A spoiler-free review of 'Tenet': Oh my...
No Content for Old Men
with Matt Craig
Hey movie lovers!
As always, you can find a podcast version of this newsletter on Apple or Spotify. Thank you so much for listening and spreading the word!
In this week's newsletter: My SPOILER FREE review of TeneT, the most anticipated movie of 2020. I grapple a bit more with my relationship to Christopher Nolan in this week's streaming recommendations, and then in this week's "Trailer Watch" we've got a new courtroom drama from Aaron Sorkin. Sound the alarm.
Word Count: 983 words
Reading time: 5 minutes
TeneT
One of the defining moments of my movie fandom occurred the instant I figured out I was allowed to not like Christopher Nolan movies.
The year was 2014, the movie was Interstellar, and as a newly converted cinephile I remember feeling the need to defend it to my family, who walked out of the theater and started cracking up at how ridiculous it was. Nolan, then and now, represented the pinnacle of high budget, auteur-driven moviemaking, so I came to his defense on principle. After spending a few weeks trekking through the Nolan filmography, in a moment of glorious release, I finally felt the freedom to admit the director's work wasn't for me.
Until about a month ago, I would've said Nolan has this same hold over the entire moviegoing public. Anecdotally, it seems like every time I ask someone who doesn't watch many movies what their favorite movie is, they'll say Inception or The Dark Knight. His movies do crazy business at the box office, and spawn a cultish fandom online.

◆ ◆ ◆

> [Tasks]
**A)** According to the newsletter, which Christopher Nolan movie did the writer defend to family in 2014?
**B)** Summarize the newsletter in two sentences.

◆ ◆ ◆

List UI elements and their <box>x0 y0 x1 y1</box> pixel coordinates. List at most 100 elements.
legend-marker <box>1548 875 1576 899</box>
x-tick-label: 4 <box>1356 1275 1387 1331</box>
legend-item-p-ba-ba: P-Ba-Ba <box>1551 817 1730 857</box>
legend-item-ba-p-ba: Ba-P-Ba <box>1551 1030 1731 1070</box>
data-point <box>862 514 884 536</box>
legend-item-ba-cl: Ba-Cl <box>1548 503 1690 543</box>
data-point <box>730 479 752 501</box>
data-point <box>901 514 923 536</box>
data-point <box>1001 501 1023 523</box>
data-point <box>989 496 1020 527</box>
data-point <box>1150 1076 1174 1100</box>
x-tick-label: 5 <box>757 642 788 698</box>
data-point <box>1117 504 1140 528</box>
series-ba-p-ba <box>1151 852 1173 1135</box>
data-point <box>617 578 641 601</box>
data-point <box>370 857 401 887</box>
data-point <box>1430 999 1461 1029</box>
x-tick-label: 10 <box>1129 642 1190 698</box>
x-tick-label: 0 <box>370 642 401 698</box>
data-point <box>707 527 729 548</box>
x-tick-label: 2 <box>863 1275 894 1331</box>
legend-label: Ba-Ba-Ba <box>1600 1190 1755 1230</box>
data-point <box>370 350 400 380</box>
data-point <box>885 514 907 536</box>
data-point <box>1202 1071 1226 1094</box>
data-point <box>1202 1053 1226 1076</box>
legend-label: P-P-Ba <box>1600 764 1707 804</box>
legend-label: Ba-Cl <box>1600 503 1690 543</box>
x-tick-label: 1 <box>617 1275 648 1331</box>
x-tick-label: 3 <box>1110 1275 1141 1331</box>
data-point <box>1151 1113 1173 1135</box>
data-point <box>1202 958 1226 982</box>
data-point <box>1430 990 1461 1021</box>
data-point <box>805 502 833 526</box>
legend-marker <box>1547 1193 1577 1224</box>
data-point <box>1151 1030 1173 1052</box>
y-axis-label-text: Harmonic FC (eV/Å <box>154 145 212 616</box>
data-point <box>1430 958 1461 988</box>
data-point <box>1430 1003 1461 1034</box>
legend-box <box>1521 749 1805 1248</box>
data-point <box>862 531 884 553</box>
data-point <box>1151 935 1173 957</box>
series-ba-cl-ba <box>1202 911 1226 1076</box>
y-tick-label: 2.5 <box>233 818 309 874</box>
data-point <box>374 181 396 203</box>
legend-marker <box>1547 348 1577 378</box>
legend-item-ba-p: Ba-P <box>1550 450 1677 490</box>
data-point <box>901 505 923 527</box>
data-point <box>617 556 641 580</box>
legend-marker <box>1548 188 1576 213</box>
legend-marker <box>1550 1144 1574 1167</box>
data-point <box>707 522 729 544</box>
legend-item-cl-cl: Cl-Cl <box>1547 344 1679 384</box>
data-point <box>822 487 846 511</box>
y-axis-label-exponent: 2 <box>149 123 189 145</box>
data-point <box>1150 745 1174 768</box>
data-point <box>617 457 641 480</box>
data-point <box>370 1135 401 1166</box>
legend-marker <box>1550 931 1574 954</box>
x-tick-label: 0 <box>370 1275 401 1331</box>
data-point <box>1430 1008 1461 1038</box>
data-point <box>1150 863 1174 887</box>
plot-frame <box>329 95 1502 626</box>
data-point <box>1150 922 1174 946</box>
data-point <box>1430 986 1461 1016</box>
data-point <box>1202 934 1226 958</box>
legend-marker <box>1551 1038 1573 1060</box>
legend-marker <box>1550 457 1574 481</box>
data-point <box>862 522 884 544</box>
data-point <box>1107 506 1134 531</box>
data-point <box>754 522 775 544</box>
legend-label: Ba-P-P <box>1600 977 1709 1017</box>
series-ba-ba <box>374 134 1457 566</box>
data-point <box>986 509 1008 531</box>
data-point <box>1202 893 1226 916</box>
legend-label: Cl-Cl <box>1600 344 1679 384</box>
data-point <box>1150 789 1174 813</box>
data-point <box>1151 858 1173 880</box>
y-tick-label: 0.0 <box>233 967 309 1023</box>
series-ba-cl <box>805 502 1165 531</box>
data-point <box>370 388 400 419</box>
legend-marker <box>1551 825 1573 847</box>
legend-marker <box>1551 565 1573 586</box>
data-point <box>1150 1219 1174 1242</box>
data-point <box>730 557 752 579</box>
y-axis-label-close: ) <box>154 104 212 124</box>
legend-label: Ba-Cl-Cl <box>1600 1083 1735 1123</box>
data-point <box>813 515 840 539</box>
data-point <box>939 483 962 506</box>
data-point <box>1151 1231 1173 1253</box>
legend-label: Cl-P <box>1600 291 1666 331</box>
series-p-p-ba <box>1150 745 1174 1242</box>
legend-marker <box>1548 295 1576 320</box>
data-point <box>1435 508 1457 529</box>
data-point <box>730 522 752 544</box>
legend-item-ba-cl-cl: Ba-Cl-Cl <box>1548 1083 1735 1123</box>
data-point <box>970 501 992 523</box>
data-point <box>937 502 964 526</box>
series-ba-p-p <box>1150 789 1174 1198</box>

◆ ◆ ◆

> [Results for the exercise]
**A)** Interstellar

**B)** This week's newsletter offers a spoiler-free review of Tenet, more thoughts on the writer's relationship to Christopher Nolan in the streaming recommendations, and a new Aaron Sorkin courtroom drama in "Trailer Watch." The review opens with the writer recalling that after defending Interstellar to family in 2014 and working through Nolan's filmography, the writer finally admitted his work wasn't for them, and it notes that his movies do huge box office business and draw a cultish online fandom.